Exercise instructions: Each line of the data that includes the string "time" is to be copied out.

Information supplied:
* * * * *

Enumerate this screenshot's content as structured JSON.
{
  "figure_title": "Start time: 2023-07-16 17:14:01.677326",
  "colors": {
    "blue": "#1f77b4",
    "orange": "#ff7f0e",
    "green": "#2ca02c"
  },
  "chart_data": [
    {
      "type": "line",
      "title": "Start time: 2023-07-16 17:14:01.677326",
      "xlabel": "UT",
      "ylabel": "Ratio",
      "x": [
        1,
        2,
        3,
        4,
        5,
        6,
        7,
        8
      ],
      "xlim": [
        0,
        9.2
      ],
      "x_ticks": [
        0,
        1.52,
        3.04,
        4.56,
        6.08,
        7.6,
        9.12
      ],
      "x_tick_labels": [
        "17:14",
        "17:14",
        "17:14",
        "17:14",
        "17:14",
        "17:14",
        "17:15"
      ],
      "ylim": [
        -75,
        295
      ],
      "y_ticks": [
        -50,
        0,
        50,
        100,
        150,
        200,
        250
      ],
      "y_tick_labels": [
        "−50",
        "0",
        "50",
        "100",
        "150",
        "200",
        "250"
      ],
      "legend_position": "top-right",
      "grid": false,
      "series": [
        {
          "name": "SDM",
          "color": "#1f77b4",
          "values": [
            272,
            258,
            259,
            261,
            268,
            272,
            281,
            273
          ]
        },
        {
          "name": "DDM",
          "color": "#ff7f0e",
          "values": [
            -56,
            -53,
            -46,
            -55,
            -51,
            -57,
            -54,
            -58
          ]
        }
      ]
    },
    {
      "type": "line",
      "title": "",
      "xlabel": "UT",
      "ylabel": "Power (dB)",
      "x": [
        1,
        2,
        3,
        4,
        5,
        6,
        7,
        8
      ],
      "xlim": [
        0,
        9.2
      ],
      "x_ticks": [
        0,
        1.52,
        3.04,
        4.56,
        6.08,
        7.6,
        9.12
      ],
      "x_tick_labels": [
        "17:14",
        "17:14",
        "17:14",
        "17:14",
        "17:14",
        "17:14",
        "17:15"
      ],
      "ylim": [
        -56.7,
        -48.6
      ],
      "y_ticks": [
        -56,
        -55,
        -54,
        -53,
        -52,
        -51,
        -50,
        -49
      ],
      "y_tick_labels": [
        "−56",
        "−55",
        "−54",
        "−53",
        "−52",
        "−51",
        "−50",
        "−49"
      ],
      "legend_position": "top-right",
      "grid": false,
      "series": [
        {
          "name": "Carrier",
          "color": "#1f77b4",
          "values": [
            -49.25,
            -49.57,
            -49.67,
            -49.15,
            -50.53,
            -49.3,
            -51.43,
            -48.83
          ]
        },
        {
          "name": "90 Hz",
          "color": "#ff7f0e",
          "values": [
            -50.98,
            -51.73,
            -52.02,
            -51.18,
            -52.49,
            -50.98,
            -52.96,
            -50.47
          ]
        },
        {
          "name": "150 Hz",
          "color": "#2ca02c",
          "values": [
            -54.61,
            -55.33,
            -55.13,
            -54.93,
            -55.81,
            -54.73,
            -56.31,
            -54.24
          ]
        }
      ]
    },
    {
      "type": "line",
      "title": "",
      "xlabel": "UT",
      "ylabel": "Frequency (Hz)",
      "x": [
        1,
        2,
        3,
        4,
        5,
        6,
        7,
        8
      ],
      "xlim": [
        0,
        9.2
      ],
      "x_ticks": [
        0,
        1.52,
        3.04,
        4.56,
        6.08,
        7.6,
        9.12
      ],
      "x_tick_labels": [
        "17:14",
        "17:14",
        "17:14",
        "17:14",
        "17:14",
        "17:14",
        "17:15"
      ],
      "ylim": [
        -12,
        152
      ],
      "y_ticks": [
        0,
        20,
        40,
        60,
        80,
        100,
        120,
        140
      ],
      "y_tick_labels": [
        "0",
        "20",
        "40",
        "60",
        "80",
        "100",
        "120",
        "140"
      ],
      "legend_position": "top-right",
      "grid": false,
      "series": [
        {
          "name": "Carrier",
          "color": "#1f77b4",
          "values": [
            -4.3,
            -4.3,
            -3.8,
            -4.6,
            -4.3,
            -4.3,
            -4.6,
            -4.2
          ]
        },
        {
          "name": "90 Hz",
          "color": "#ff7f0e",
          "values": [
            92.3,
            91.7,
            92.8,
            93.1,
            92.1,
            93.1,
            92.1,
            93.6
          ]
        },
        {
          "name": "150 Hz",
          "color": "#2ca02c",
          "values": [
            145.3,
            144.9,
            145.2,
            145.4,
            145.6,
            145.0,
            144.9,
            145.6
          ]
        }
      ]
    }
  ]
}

* * * * *

Response to the task:
  "figure_title": "Start time: 2023-07-16 17:14:01.677326",
      "title": "Start time: 2023-07-16 17:14:01.677326",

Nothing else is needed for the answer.